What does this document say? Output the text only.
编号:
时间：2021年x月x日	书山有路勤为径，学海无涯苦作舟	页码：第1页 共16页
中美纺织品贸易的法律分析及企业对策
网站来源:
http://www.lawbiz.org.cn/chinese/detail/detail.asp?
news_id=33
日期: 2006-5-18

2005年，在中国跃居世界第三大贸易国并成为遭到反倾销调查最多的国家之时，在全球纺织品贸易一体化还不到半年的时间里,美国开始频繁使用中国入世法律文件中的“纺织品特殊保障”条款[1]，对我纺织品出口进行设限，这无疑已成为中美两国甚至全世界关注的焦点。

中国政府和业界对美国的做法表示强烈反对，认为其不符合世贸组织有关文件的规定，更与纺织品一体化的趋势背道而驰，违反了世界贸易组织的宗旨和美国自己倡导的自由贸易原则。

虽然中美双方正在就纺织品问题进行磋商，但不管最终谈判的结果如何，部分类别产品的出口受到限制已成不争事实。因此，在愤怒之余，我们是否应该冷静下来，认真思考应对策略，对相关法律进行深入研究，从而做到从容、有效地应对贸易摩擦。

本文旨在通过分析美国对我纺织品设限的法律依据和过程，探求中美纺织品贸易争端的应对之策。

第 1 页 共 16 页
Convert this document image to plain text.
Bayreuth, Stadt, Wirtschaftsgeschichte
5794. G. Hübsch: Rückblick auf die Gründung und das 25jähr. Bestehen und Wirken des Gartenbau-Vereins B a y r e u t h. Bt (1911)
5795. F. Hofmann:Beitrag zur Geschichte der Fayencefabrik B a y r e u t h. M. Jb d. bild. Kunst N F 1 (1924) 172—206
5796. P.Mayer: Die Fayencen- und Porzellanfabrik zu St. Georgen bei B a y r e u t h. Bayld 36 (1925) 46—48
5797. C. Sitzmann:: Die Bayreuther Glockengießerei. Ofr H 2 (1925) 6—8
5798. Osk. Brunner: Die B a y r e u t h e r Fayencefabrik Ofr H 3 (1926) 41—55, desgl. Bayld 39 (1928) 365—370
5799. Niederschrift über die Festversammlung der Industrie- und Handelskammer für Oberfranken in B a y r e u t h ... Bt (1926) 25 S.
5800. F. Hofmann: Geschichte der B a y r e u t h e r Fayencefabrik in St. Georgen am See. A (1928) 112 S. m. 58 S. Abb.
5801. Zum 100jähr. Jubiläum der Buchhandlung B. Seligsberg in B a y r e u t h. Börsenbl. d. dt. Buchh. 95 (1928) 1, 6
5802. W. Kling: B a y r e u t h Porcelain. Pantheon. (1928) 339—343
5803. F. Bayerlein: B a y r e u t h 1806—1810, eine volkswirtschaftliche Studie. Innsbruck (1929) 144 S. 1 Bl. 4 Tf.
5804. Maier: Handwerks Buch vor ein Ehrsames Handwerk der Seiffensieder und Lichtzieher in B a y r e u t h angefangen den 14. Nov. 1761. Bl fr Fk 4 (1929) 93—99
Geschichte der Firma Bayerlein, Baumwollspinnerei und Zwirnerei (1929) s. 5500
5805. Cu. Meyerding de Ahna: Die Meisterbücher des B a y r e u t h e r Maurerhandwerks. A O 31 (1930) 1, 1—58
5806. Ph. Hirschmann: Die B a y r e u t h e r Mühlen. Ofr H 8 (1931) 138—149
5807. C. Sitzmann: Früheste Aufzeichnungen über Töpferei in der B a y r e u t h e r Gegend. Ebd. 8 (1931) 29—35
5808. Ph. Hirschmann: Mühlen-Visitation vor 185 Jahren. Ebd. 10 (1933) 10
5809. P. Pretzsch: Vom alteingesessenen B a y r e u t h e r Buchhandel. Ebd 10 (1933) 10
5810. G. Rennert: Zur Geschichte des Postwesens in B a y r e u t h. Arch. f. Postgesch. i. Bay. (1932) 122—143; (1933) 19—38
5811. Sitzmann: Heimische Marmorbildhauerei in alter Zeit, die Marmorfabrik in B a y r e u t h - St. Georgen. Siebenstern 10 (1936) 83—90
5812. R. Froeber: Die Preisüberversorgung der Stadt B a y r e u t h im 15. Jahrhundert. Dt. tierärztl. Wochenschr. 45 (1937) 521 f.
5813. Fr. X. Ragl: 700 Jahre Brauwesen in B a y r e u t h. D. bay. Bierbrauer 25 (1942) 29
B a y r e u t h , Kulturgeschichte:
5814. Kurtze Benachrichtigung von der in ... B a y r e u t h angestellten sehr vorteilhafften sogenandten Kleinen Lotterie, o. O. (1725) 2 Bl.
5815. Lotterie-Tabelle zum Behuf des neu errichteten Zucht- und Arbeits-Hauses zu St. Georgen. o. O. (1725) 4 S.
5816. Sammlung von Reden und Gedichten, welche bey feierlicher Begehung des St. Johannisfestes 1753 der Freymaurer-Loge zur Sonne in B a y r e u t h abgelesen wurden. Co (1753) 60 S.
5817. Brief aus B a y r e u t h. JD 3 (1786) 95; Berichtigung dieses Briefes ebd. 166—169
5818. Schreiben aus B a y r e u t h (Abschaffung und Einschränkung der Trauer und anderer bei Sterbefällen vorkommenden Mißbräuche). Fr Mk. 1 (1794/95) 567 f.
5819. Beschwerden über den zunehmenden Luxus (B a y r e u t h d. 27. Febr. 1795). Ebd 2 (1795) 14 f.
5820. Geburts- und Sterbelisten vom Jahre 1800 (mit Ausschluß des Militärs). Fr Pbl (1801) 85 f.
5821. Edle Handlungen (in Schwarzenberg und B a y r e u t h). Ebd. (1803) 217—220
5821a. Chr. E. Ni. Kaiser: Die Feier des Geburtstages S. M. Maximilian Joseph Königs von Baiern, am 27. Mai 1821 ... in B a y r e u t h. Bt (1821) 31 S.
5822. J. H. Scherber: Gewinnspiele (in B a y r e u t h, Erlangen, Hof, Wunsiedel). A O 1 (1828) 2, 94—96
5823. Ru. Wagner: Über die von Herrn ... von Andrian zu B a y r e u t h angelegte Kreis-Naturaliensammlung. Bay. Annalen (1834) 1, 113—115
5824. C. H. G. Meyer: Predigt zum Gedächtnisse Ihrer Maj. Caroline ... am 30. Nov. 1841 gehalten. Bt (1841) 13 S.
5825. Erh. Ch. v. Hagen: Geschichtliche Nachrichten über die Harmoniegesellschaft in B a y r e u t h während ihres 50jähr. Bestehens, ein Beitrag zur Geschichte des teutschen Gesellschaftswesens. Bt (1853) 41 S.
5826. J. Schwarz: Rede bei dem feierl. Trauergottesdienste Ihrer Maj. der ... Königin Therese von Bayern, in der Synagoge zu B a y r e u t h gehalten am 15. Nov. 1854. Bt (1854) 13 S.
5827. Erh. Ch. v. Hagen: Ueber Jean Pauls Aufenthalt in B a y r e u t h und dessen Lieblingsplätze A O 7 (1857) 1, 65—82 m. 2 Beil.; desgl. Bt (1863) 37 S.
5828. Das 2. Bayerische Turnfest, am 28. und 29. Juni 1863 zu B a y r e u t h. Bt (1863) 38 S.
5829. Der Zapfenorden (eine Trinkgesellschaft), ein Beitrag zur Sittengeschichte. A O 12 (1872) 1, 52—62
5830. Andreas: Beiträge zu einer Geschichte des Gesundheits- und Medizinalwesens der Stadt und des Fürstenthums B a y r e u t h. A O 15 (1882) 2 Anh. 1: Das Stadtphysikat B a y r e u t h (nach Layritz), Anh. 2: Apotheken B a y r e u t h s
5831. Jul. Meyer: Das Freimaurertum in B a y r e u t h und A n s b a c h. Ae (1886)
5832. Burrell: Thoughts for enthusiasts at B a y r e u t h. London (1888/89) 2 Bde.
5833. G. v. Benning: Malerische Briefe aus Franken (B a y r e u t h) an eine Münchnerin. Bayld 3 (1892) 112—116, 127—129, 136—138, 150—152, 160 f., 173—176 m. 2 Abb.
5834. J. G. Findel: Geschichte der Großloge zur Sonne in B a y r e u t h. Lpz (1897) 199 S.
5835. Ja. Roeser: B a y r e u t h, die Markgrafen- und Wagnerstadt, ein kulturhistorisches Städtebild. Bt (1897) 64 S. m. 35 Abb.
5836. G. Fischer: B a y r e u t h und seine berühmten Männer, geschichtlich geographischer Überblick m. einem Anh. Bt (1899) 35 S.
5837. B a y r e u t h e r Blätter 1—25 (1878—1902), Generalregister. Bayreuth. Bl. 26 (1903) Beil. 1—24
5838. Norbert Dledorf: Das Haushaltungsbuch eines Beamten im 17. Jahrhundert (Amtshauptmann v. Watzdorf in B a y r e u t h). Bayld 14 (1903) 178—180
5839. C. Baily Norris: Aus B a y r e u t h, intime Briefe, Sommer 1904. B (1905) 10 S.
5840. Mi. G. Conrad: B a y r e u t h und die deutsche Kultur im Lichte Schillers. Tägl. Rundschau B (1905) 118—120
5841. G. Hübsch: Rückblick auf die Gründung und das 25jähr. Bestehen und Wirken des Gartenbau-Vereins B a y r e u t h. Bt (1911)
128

- - -

Brief: Of the lines in the listing, how many hold the word "Vereins"? Nothing but the number is needed.

Result of the task: 2